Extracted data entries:
- - - - -
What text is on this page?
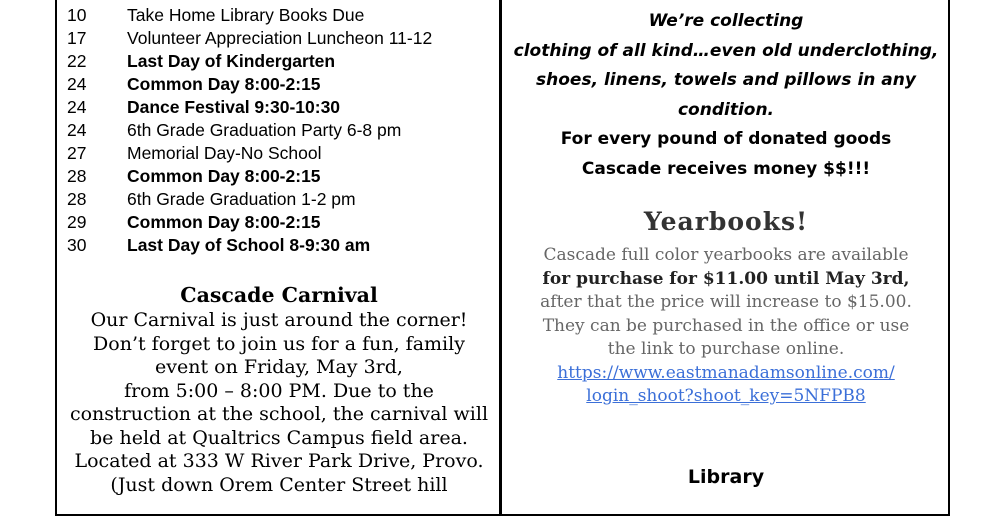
10	Take Home Library Books Due
17	Volunteer Appreciation Luncheon 11-12
22	Last Day of Kindergarten
24	Common Day 8:00-2:15
24	Dance Festival 9:30-10:30
24	6th Grade Graduation Party 6-8 pm
27	Memorial Day-No School
28	Common Day 8:00-2:15
28	6th Grade Graduation 1-2 pm
29	Common Day 8:00-2:15
30	Last Day of School 8-9:30 am
Cascade Carnival

Our Carnival is just around the corner!

Don’t forget to join us for a fun, family

event on Friday, May 3rd,

from 5:00 – 8:00 PM. Due to the

construction at the school, the carnival will

be held at Qualtrics Campus field area.

Located at 333 W River Park Drive, Provo.

(Just down Orem Center Street hill

We’re collecting

clothing of all kind…even old underclothing,

shoes, linens, towels and pillows in any

condition.

For every pound of donated goods

Cascade receives money $$!!!

Yearbooks!

Cascade full color yearbooks are available

for purchase for $11.00 until May 3rd,

after that the price will increase to $15.00.

They can be purchased in the office or use

the link to purchase online.

https://www.eastmanadamsonline.com/

login_shoot?shoot_key=5NFPB8

Library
- - - - -
Aim of the task →
Note each line of the entries that has "Library" in it, and copy those lines.

Worked solution →
10	Take Home Library Books Due
Library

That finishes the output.